Every entry needs to be printed exactly, please.

(Dataset items)
──────
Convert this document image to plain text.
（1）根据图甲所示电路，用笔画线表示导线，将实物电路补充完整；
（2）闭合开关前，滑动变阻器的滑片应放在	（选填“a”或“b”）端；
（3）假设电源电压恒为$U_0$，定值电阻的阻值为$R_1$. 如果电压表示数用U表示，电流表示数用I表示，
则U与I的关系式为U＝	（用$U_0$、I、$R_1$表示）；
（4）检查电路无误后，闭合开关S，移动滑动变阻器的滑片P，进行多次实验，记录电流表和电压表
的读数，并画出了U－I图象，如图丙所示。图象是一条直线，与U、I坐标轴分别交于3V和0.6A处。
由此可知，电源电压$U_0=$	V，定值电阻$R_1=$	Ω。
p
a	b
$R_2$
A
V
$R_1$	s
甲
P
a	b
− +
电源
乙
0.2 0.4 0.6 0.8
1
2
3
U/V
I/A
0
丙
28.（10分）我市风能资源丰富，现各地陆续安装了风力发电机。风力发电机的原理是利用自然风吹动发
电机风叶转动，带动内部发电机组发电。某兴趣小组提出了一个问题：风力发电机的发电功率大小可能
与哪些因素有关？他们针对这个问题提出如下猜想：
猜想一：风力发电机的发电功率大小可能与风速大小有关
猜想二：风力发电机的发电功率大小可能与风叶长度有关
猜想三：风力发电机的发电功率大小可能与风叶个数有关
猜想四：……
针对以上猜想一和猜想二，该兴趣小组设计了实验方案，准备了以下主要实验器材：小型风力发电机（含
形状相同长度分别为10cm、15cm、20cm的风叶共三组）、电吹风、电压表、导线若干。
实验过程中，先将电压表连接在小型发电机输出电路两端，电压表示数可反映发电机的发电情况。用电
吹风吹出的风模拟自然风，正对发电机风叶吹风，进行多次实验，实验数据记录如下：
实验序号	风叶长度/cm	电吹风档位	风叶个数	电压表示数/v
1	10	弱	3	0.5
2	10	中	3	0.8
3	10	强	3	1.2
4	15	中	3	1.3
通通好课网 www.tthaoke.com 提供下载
──────
ANSWER TO THE EXERCISE
Convert this document image to plain text.
（1）根据图甲所示电路，用笔画线表示导线，将实物电路补充完整；
（2）闭合开关前，滑动变阻器的滑片应放在	（选填“a”或“b”）端；
（3）假设电源电压恒为$U_0$，定值电阻的阻值为$R_1$. 如果电压表示数用U表示，电流表示数用I表示，
则U与I的关系式为U＝	（用$U_0$、I、$R_1$表示）；
（4）检查电路无误后，闭合开关S，移动滑动变阻器的滑片P，进行多次实验，记录电流表和电压表
的读数，并画出了U－I图象，如图丙所示。图象是一条直线，与U、I坐标轴分别交于3V和0.6A处。
由此可知，电源电压$U_0=$	V，定值电阻$R_1=$	Ω。
p
a	b
$R_2$
A
V
$R_1$	s
甲
P
a	b
− +
电源
乙
0.2 0.4 0.6 0.8
1
2
3
U/V
I/A
0
丙
28.（10分）我市风能资源丰富，现各地陆续安装了风力发电机。风力发电机的原理是利用自然风吹动发
电机风叶转动，带动内部发电机组发电。某兴趣小组提出了一个问题：风力发电机的发电功率大小可能
与哪些因素有关？他们针对这个问题提出如下猜想：
猜想一：风力发电机的发电功率大小可能与风速大小有关
猜想二：风力发电机的发电功率大小可能与风叶长度有关
猜想三：风力发电机的发电功率大小可能与风叶个数有关
猜想四：……
针对以上猜想一和猜想二，该兴趣小组设计了实验方案，准备了以下主要实验器材：小型风力发电机（含
形状相同长度分别为10cm、15cm、20cm的风叶共三组）、电吹风、电压表、导线若干。
实验过程中，先将电压表连接在小型发电机输出电路两端，电压表示数可反映发电机的发电情况。用电
吹风吹出的风模拟自然风，正对发电机风叶吹风，进行多次实验，实验数据记录如下：
实验序号	风叶长度/cm	电吹风档位	风叶个数	电压表示数/v
1	10	弱	3	0.5
2	10	中	3	0.8
3	10	强	3	1.2
4	15	中	3	1.3
通通好课网 www.tthaoke.com 提供下载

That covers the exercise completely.